— What you have to do —
Comb through the entries for "JSON" and pull out each line that holds it.
+ + + +
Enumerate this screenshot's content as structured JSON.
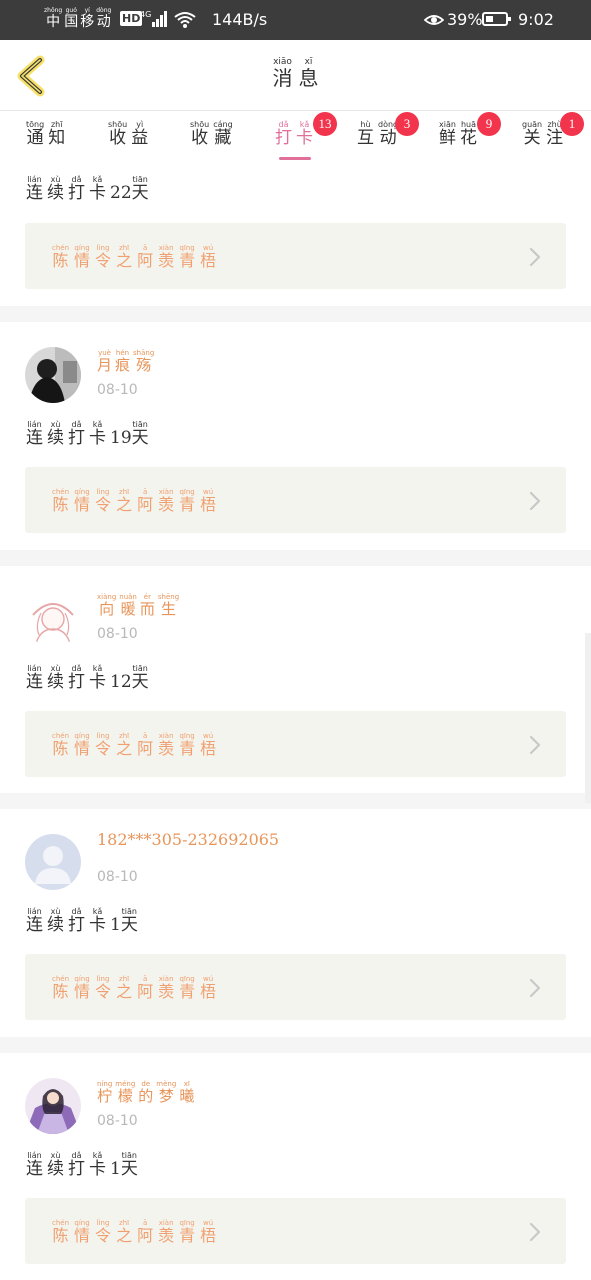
{
  "status_bar": {
    "carrier": [
      {
        "py": "zhōng",
        "hz": "中"
      },
      {
        "py": "guó",
        "hz": "国"
      },
      {
        "py": "yí",
        "hz": "移"
      },
      {
        "py": "dòng",
        "hz": "动"
      }
    ],
    "hd": "HD",
    "network": "4G",
    "speed": "144B/s",
    "battery_percent": "39%",
    "battery_level": 0.39,
    "time": "9:02"
  },
  "header": {
    "back_icon": "chevron-left-icon",
    "title": [
      {
        "py": "xiāo",
        "hz": "消"
      },
      {
        "py": "xī",
        "hz": "息"
      }
    ]
  },
  "tabs": [
    {
      "chars": [
        {
          "py": "tōng",
          "hz": "通"
        },
        {
          "py": "zhī",
          "hz": "知"
        }
      ],
      "badge": ""
    },
    {
      "chars": [
        {
          "py": "shōu",
          "hz": "收"
        },
        {
          "py": "yì",
          "hz": "益"
        }
      ],
      "badge": ""
    },
    {
      "chars": [
        {
          "py": "shōu",
          "hz": "收"
        },
        {
          "py": "cáng",
          "hz": "藏"
        }
      ],
      "badge": ""
    },
    {
      "chars": [
        {
          "py": "dǎ",
          "hz": "打"
        },
        {
          "py": "kǎ",
          "hz": "卡"
        }
      ],
      "badge": "13"
    },
    {
      "chars": [
        {
          "py": "hù",
          "hz": "互"
        },
        {
          "py": "dòng",
          "hz": "动"
        }
      ],
      "badge": "3"
    },
    {
      "chars": [
        {
          "py": "xiān",
          "hz": "鲜"
        },
        {
          "py": "huā",
          "hz": "花"
        }
      ],
      "badge": "9"
    },
    {
      "chars": [
        {
          "py": "guān",
          "hz": "关"
        },
        {
          "py": "zhù",
          "hz": "注"
        }
      ],
      "badge": "1"
    }
  ],
  "active_tab": 3,
  "colors": {
    "accent": "#e0709a",
    "badge": "#f2344c",
    "username": "#e8955a",
    "card_title": "#f0a070",
    "card_bg": "#f4f4ee"
  },
  "streak_words": [
    {
      "py": "lián",
      "hz": "连"
    },
    {
      "py": "xù",
      "hz": "续"
    },
    {
      "py": "dǎ",
      "hz": "打"
    },
    {
      "py": "kǎ",
      "hz": "卡"
    }
  ],
  "streak_unit": {
    "py": "tiān",
    "hz": "天"
  },
  "card_title": [
    {
      "py": "chén",
      "hz": "陈"
    },
    {
      "py": "qíng",
      "hz": "情"
    },
    {
      "py": "lìng",
      "hz": "令"
    },
    {
      "py": "zhī",
      "hz": "之"
    },
    {
      "py": "ā",
      "hz": "阿"
    },
    {
      "py": "xiàn",
      "hz": "羡"
    },
    {
      "py": "qīng",
      "hz": "青"
    },
    {
      "py": "wú",
      "hz": "梧"
    }
  ],
  "feed": [
    {
      "username": [],
      "date": "",
      "streak_days": "22",
      "avatar": "none"
    },
    {
      "username": [
        {
          "py": "yuè",
          "hz": "月"
        },
        {
          "py": "hén",
          "hz": "痕"
        },
        {
          "py": "shāng",
          "hz": "殇"
        }
      ],
      "username_plain": "",
      "date": "08-10",
      "streak_days": "19",
      "avatar": "photo-dark-avatar"
    },
    {
      "username": [
        {
          "py": "xiàng",
          "hz": "向"
        },
        {
          "py": "nuǎn",
          "hz": "暖"
        },
        {
          "py": "ér",
          "hz": "而"
        },
        {
          "py": "shēng",
          "hz": "生"
        }
      ],
      "username_plain": "",
      "date": "08-10",
      "streak_days": "12",
      "avatar": "sketch-avatar"
    },
    {
      "username": [],
      "username_plain": "182***305-232692065",
      "date": "08-10",
      "streak_days": "1",
      "avatar": "default-person-avatar"
    },
    {
      "username": [
        {
          "py": "níng",
          "hz": "柠"
        },
        {
          "py": "méng",
          "hz": "檬"
        },
        {
          "py": "de",
          "hz": "的"
        },
        {
          "py": "mèng",
          "hz": "梦"
        },
        {
          "py": "xī",
          "hz": "曦"
        }
      ],
      "username_plain": "",
      "date": "08-10",
      "streak_days": "1",
      "avatar": "costume-avatar"
    }
  ]
}
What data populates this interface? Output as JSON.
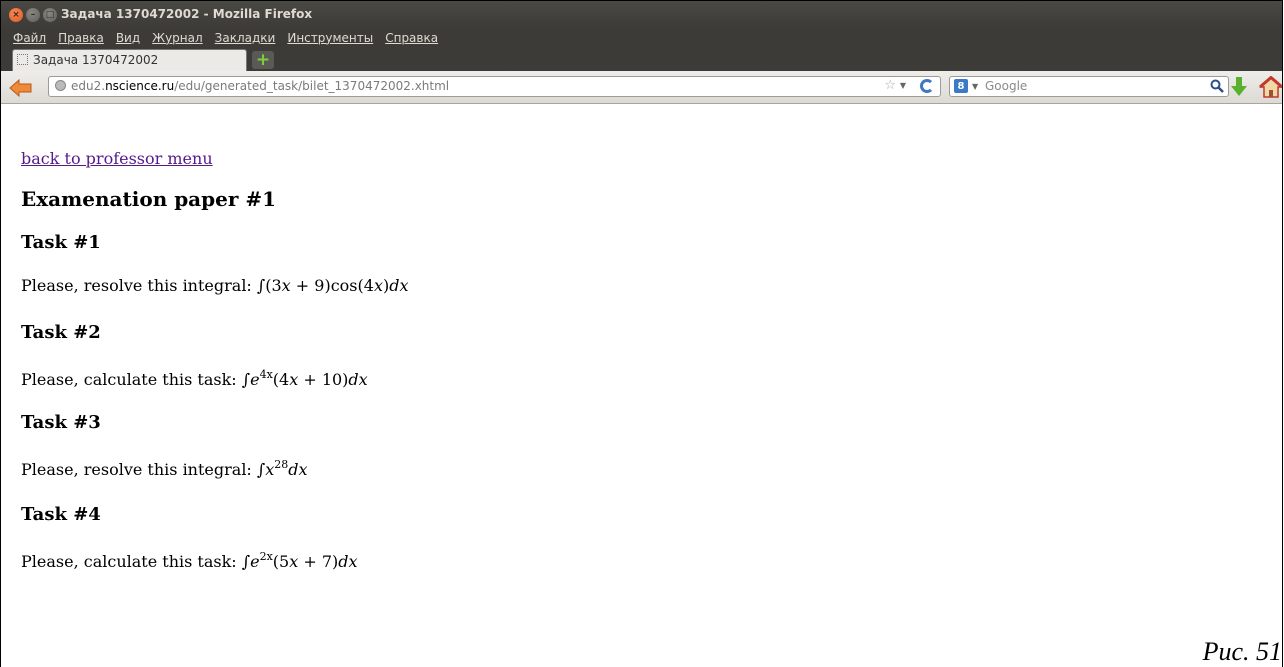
{
  "window": {
    "title": "Задача 1370472002 - Mozilla Firefox",
    "buttons": [
      "close",
      "minimize",
      "maximize"
    ]
  },
  "menubar": {
    "items": [
      "Файл",
      "Правка",
      "Вид",
      "Журнал",
      "Закладки",
      "Инструменты",
      "Справка"
    ]
  },
  "tabs": [
    {
      "label": "Задача 1370472002",
      "active": true
    }
  ],
  "newtab_icon": "plus-icon",
  "navbar": {
    "url_prefix": "edu2.",
    "url_domain": "nscience.ru",
    "url_path": "/edu/generated_task/bilet_1370472002.xhtml",
    "search_placeholder": "Google",
    "search_engine_badge": "8"
  },
  "page": {
    "back_link": "back to professor menu",
    "heading": "Examenation paper #1",
    "tasks": [
      {
        "title": "Task #1",
        "prompt": "Please, resolve this integral: ",
        "formula": {
          "pre": "∫(3",
          "var1": "x",
          "mid": " + 9)cos(4",
          "var2": "x",
          "post": ")"
        }
      },
      {
        "title": "Task #2",
        "prompt": "Please, calculate this task: ",
        "formula": {
          "pre": "∫",
          "base": "e",
          "exp": "4x",
          "body": "(4",
          "var": "x",
          "tail": " + 10)"
        }
      },
      {
        "title": "Task #3",
        "prompt": "Please, resolve this integral: ",
        "formula": {
          "pre": "∫",
          "base": "x",
          "exp": "28"
        }
      },
      {
        "title": "Task #4",
        "prompt": "Please, calculate this task: ",
        "formula": {
          "pre": "∫",
          "base": "e",
          "exp": "2x",
          "body": "(5",
          "var": "x",
          "tail": " + 7)"
        }
      }
    ],
    "differential": "d",
    "differential_var": "x"
  },
  "caption": "Рис. 51",
  "colors": {
    "titlebar": "#3c3b37",
    "link_visited": "#551a8b",
    "close_button": "#e05a1f"
  }
}
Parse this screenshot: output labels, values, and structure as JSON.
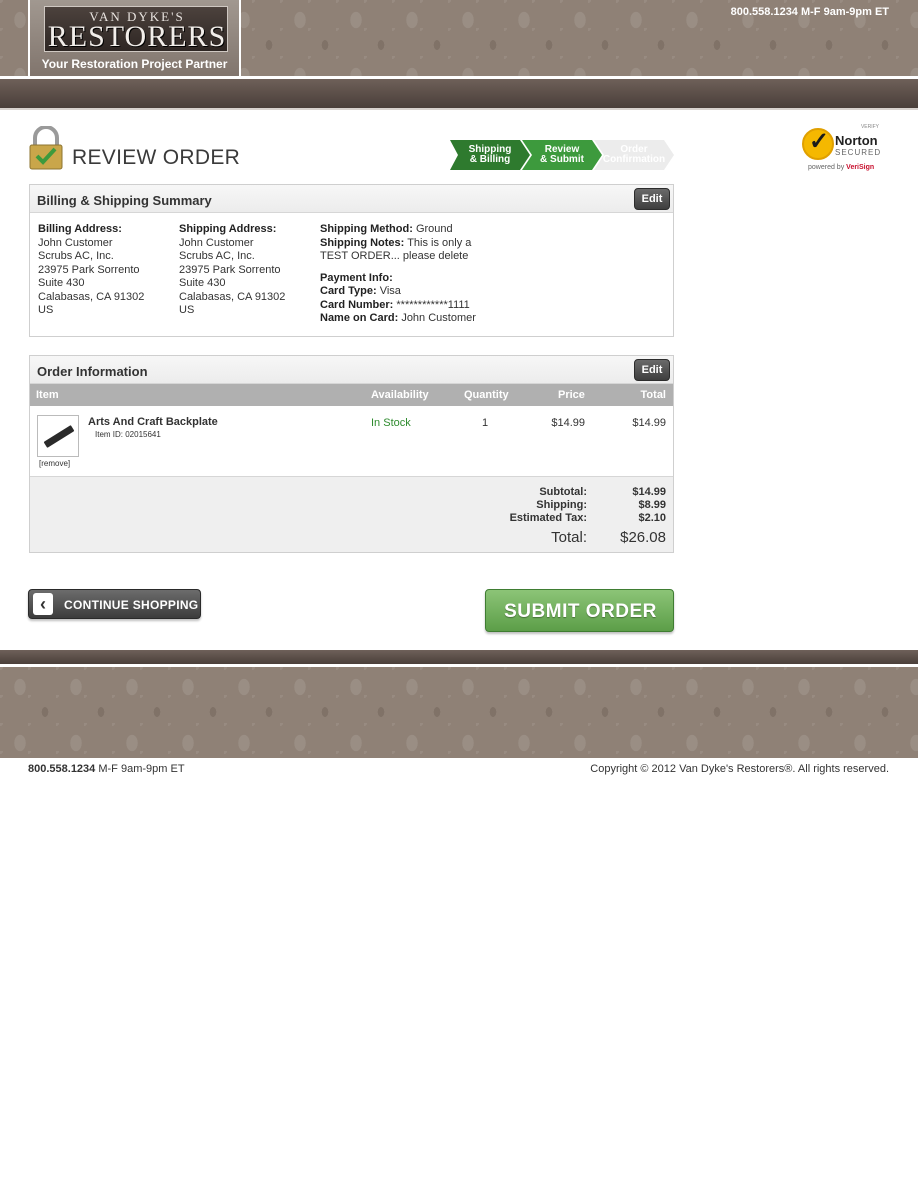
{
  "header": {
    "logo_small": "VAN DYKE'S",
    "logo_main": "RESTORERS",
    "tagline": "Your Restoration Project Partner",
    "phone": "800.558.1234 M-F 9am-9pm ET"
  },
  "page_title": "REVIEW ORDER",
  "progress": {
    "steps": [
      {
        "line1": "Shipping",
        "line2": "& Billing",
        "state": "complete"
      },
      {
        "line1": "Review",
        "line2": "& Submit",
        "state": "current"
      },
      {
        "line1": "Order",
        "line2": "Confirmation",
        "state": "upcoming"
      }
    ]
  },
  "norton": {
    "verify": "VERIFY",
    "name": "Norton",
    "secured": "SECURED",
    "powered_by": "powered by",
    "verisign": "VeriSign"
  },
  "summary": {
    "title": "Billing & Shipping Summary",
    "edit_label": "Edit",
    "billing": {
      "heading": "Billing Address:",
      "lines": [
        "John Customer",
        "Scrubs AC, Inc.",
        "23975 Park Sorrento",
        "Suite 430",
        "Calabasas,  CA  91302",
        "US"
      ]
    },
    "shipping": {
      "heading": "Shipping Address:",
      "lines": [
        "John Customer",
        "Scrubs AC, Inc.",
        "23975 Park Sorrento",
        "Suite 430",
        "Calabasas,  CA  91302",
        "US"
      ]
    },
    "method_label": "Shipping Method:",
    "method_value": "Ground",
    "notes_label": "Shipping Notes:",
    "notes_value1": "This is only a",
    "notes_value2": "TEST ORDER... please delete",
    "payment_heading": "Payment Info:",
    "card_type_label": "Card Type:",
    "card_type_value": "Visa",
    "card_number_label": "Card Number:",
    "card_number_value": "************1111",
    "name_label": "Name on Card:",
    "name_value": "John Customer"
  },
  "order": {
    "title": "Order Information",
    "edit_label": "Edit",
    "columns": [
      "Item",
      "Availability",
      "Quantity",
      "Price",
      "Total"
    ],
    "items": [
      {
        "name": "Arts And Craft Backplate",
        "id_text": "Item ID: 02015641",
        "availability": "In Stock",
        "quantity": "1",
        "price": "$14.99",
        "total": "$14.99",
        "remove_label": "[remove]"
      }
    ],
    "subtotal_label": "Subtotal:",
    "subtotal_value": "$14.99",
    "shipping_label": "Shipping:",
    "shipping_value": "$8.99",
    "tax_label": "Estimated Tax:",
    "tax_value": "$2.10",
    "total_label": "Total:",
    "total_value": "$26.08"
  },
  "buttons": {
    "continue_label": "CONTINUE SHOPPING",
    "submit_label": "SUBMIT ORDER"
  },
  "footer": {
    "phone_number": "800.558.1234",
    "phone_hours": "M-F 9am-9pm ET",
    "copyright": "Copyright © 2012 Van Dyke's Restorers®. All rights reserved."
  },
  "colors": {
    "step_complete": "#2e7a2e",
    "step_current": "#3d9a3d",
    "in_stock": "#2e8b2e",
    "submit_green": "#6fb05a"
  }
}
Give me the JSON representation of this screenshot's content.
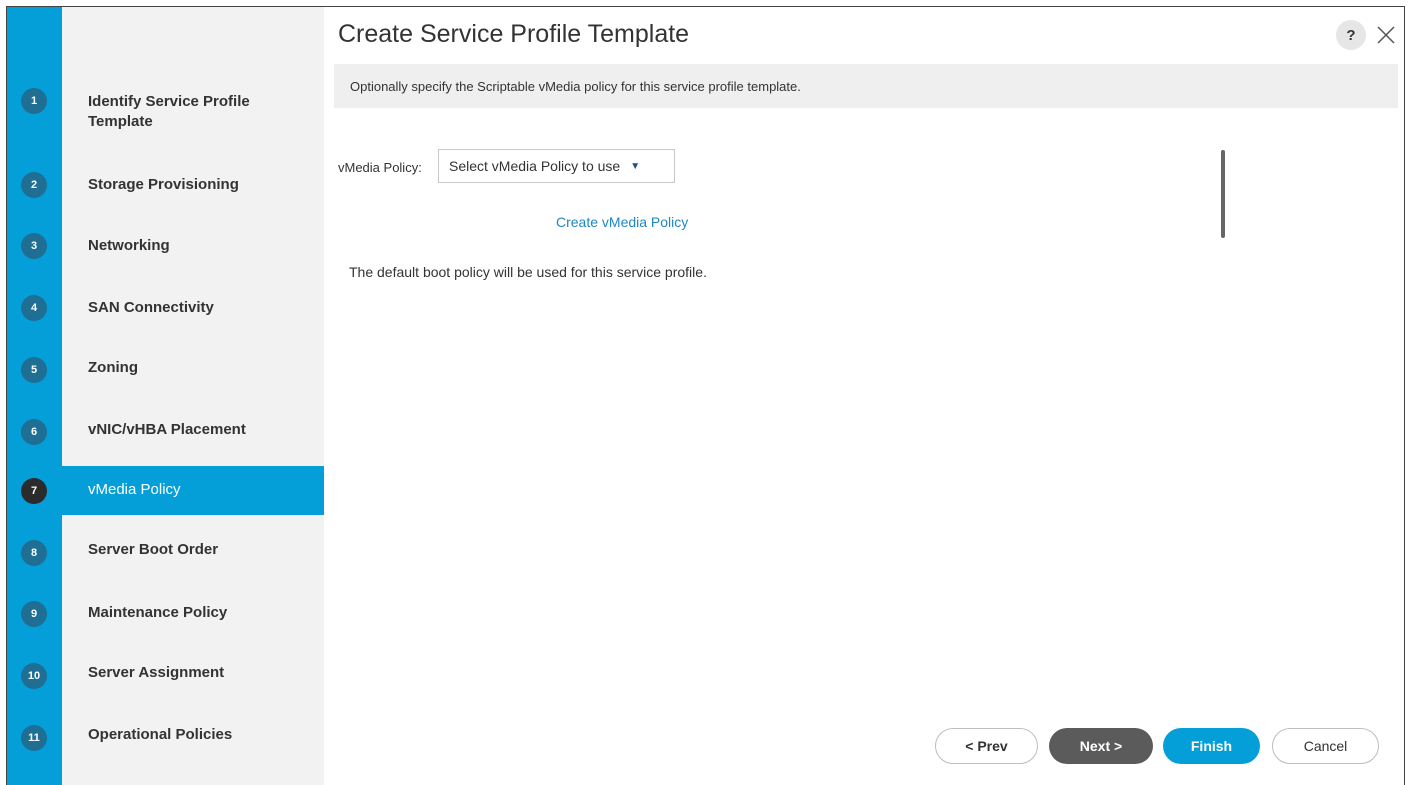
{
  "dialog": {
    "title": "Create Service Profile Template",
    "help_label": "?",
    "accent_color": "#049fd9"
  },
  "steps": [
    {
      "number": "1",
      "label": "Identify Service Profile Template",
      "active": false
    },
    {
      "number": "2",
      "label": "Storage Provisioning",
      "active": false
    },
    {
      "number": "3",
      "label": "Networking",
      "active": false
    },
    {
      "number": "4",
      "label": "SAN Connectivity",
      "active": false
    },
    {
      "number": "5",
      "label": "Zoning",
      "active": false
    },
    {
      "number": "6",
      "label": "vNIC/vHBA Placement",
      "active": false
    },
    {
      "number": "7",
      "label": "vMedia Policy",
      "active": true
    },
    {
      "number": "8",
      "label": "Server Boot Order",
      "active": false
    },
    {
      "number": "9",
      "label": "Maintenance Policy",
      "active": false
    },
    {
      "number": "10",
      "label": "Server Assignment",
      "active": false
    },
    {
      "number": "11",
      "label": "Operational Policies",
      "active": false
    }
  ],
  "content": {
    "description": "Optionally specify the Scriptable vMedia policy for this service profile template.",
    "vmedia_label": "vMedia Policy:",
    "vmedia_select_value": "Select vMedia Policy to use",
    "create_link": "Create vMedia Policy",
    "info_text": "The default boot policy will be used for this service profile."
  },
  "footer": {
    "prev_label": "< Prev",
    "next_label": "Next >",
    "finish_label": "Finish",
    "cancel_label": "Cancel"
  }
}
+ + + +
— Expected answer —
Enumerate this screenshot's content as structured JSON.
What data populates this interface? Output as JSON.
Parse this screenshot: output labels, values, and structure as JSON.
Give me the JSON representation of this screenshot's content.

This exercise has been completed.